Given task —
Collect every line of the material below that contains the string "flag".

-- Start The input --

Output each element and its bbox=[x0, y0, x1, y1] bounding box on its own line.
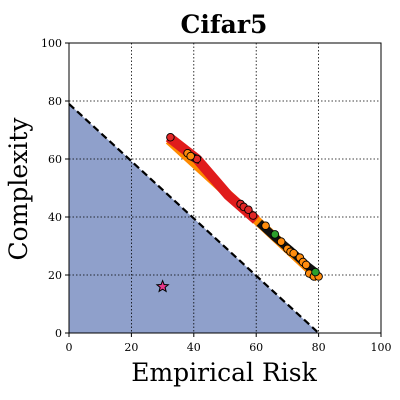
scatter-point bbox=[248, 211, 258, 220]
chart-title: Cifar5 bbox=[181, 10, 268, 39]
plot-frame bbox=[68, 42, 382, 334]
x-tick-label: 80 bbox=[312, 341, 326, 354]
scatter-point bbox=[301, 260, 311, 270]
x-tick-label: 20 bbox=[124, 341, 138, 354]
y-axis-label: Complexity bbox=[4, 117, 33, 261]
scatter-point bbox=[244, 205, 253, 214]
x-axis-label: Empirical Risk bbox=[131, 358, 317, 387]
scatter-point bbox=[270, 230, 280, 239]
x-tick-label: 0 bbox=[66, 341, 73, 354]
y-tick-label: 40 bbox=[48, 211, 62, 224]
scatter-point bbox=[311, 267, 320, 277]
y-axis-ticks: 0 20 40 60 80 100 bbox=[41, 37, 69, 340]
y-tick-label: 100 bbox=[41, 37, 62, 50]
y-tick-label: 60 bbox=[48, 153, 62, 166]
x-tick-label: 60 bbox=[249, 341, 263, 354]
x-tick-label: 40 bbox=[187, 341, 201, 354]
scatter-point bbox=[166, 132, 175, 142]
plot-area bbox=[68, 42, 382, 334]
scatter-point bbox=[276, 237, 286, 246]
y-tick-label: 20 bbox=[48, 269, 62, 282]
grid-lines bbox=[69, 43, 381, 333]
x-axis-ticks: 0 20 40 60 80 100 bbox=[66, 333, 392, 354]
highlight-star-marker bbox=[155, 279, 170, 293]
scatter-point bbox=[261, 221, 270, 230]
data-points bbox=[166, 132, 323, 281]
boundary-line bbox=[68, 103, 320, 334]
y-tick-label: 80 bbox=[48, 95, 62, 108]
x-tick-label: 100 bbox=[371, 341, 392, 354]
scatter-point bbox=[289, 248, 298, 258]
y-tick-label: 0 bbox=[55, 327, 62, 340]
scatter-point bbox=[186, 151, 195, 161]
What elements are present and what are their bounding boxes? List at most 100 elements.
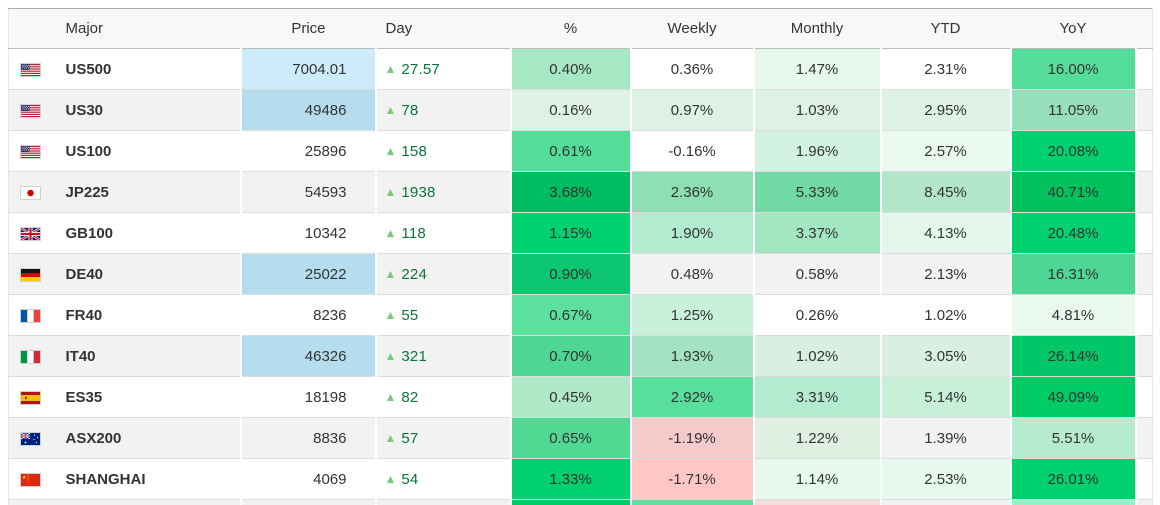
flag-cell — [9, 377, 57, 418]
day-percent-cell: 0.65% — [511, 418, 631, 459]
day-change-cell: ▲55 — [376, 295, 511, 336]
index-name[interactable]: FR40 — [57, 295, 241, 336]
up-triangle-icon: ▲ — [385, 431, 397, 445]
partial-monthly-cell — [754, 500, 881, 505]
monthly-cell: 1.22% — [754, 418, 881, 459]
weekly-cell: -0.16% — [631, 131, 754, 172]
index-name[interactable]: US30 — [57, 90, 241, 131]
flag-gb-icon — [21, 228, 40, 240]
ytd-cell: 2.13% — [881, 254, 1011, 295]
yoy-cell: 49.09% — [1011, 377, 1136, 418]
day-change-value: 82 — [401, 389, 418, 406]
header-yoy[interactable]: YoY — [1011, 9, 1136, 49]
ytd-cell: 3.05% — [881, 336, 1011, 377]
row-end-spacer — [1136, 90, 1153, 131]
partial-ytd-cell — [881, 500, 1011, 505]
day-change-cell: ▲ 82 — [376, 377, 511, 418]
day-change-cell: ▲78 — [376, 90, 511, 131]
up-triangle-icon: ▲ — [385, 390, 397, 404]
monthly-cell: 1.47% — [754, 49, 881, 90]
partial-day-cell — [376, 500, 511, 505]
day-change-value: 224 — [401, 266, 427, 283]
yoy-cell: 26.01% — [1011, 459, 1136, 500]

-- End The input --

Task solution —
flag-cell — [9, 377, 57, 418]
flag-gb-icon — [21, 228, 40, 240]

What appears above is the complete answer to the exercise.